╔══

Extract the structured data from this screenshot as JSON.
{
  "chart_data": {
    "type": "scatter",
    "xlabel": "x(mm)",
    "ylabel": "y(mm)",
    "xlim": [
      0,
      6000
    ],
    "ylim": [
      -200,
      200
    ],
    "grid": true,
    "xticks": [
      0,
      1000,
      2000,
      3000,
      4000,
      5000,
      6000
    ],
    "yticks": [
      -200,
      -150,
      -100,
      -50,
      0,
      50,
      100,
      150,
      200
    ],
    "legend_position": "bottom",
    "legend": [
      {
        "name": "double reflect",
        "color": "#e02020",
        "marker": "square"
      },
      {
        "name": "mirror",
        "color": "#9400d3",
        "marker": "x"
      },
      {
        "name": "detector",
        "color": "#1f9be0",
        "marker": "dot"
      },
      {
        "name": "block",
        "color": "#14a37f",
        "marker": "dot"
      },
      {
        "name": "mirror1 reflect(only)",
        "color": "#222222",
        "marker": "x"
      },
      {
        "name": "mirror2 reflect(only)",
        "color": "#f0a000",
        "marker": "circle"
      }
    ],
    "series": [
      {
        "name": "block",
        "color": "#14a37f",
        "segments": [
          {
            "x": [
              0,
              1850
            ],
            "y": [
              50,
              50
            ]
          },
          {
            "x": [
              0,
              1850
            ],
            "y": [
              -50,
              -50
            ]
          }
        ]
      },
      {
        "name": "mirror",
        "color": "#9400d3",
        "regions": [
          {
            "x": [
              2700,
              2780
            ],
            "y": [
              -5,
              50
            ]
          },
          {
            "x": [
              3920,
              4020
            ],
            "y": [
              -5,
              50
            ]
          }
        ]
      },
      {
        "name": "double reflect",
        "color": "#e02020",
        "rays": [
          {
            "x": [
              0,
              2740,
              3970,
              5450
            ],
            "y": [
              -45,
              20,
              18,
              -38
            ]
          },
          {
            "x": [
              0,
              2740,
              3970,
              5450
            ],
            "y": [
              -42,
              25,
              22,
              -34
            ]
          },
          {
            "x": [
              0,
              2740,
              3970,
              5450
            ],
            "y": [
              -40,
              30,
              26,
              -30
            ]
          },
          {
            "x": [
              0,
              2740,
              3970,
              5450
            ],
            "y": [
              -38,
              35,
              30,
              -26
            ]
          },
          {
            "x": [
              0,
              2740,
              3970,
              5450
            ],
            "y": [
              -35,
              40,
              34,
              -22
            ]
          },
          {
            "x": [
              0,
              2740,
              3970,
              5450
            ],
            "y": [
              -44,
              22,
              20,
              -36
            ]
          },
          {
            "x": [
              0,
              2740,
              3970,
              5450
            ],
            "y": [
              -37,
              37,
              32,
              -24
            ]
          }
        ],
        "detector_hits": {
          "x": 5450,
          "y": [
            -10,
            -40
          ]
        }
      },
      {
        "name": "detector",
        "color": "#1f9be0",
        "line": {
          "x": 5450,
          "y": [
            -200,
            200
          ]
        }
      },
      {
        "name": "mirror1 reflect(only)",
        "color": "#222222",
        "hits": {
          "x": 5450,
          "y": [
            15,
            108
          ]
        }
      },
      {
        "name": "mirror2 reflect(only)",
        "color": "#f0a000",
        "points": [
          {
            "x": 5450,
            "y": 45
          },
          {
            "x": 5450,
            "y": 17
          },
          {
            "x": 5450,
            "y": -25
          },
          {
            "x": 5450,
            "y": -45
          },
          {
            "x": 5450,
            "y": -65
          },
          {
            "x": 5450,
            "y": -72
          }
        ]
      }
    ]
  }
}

╚══

● STATED GOAL: Repeat all entries. Match them exactly.

● TASK RESULT:
Extract the structured data from this screenshot as JSON.
{
  "chart_data": {
    "type": "scatter",
    "xlabel": "x(mm)",
    "ylabel": "y(mm)",
    "xlim": [
      0,
      6000
    ],
    "ylim": [
      -200,
      200
    ],
    "grid": true,
    "xticks": [
      0,
      1000,
      2000,
      3000,
      4000,
      5000,
      6000
    ],
    "yticks": [
      -200,
      -150,
      -100,
      -50,
      0,
      50,
      100,
      150,
      200
    ],
    "legend_position": "bottom",
    "legend": [
      {
        "name": "double reflect",
        "color": "#e02020",
        "marker": "square"
      },
      {
        "name": "mirror",
        "color": "#9400d3",
        "marker": "x"
      },
      {
        "name": "detector",
        "color": "#1f9be0",
        "marker": "dot"
      },
      {
        "name": "block",
        "color": "#14a37f",
        "marker": "dot"
      },
      {
        "name": "mirror1 reflect(only)",
        "color": "#222222",
        "marker": "x"
      },
      {
        "name": "mirror2 reflect(only)",
        "color": "#f0a000",
        "marker": "circle"
      }
    ],
    "series": [
      {
        "name": "block",
        "color": "#14a37f",
        "segments": [
          {
            "x": [
              0,
              1850
            ],
            "y": [
              50,
              50
            ]
          },
          {
            "x": [
              0,
              1850
            ],
            "y": [
              -50,
              -50
            ]
          }
        ]
      },
      {
        "name": "mirror",
        "color": "#9400d3",
        "regions": [
          {
            "x": [
              2700,
              2780
            ],
            "y": [
              -5,
              50
            ]
          },
          {
            "x": [
              3920,
              4020
            ],
            "y": [
              -5,
              50
            ]
          }
        ]
      },
      {
        "name": "double reflect",
        "color": "#e02020",
        "rays": [
          {
            "x": [
              0,
              2740,
              3970,
              5450
            ],
            "y": [
              -45,
              20,
              18,
              -38
            ]
          },
          {
            "x": [
              0,
              2740,
              3970,
              5450
            ],
            "y": [
              -42,
              25,
              22,
              -34
            ]
          },
          {
            "x": [
              0,
              2740,
              3970,
              5450
            ],
            "y": [
              -40,
              30,
              26,
              -30
            ]
          },
          {
            "x": [
              0,
              2740,
              3970,
              5450
            ],
            "y": [
              -38,
              35,
              30,
              -26
            ]
          },
          {
            "x": [
              0,
              2740,
              3970,
              5450
            ],
            "y": [
              -35,
              40,
              34,
              -22
            ]
          },
          {
            "x": [
              0,
              2740,
              3970,
              5450
            ],
            "y": [
              -44,
              22,
              20,
              -36
            ]
          },
          {
            "x": [
              0,
              2740,
              3970,
              5450
            ],
            "y": [
              -37,
              37,
              32,
              -24
            ]
          }
        ],
        "detector_hits": {
          "x": 5450,
          "y": [
            -10,
            -40
          ]
        }
      },
      {
        "name": "detector",
        "color": "#1f9be0",
        "line": {
          "x": 5450,
          "y": [
            -200,
            200
          ]
        }
      },
      {
        "name": "mirror1 reflect(only)",
        "color": "#222222",
        "hits": {
          "x": 5450,
          "y": [
            15,
            108
          ]
        }
      },
      {
        "name": "mirror2 reflect(only)",
        "color": "#f0a000",
        "points": [
          {
            "x": 5450,
            "y": 45
          },
          {
            "x": 5450,
            "y": 17
          },
          {
            "x": 5450,
            "y": -25
          },
          {
            "x": 5450,
            "y": -45
          },
          {
            "x": 5450,
            "y": -65
          },
          {
            "x": 5450,
            "y": -72
          }
        ]
      }
    ]
  }
}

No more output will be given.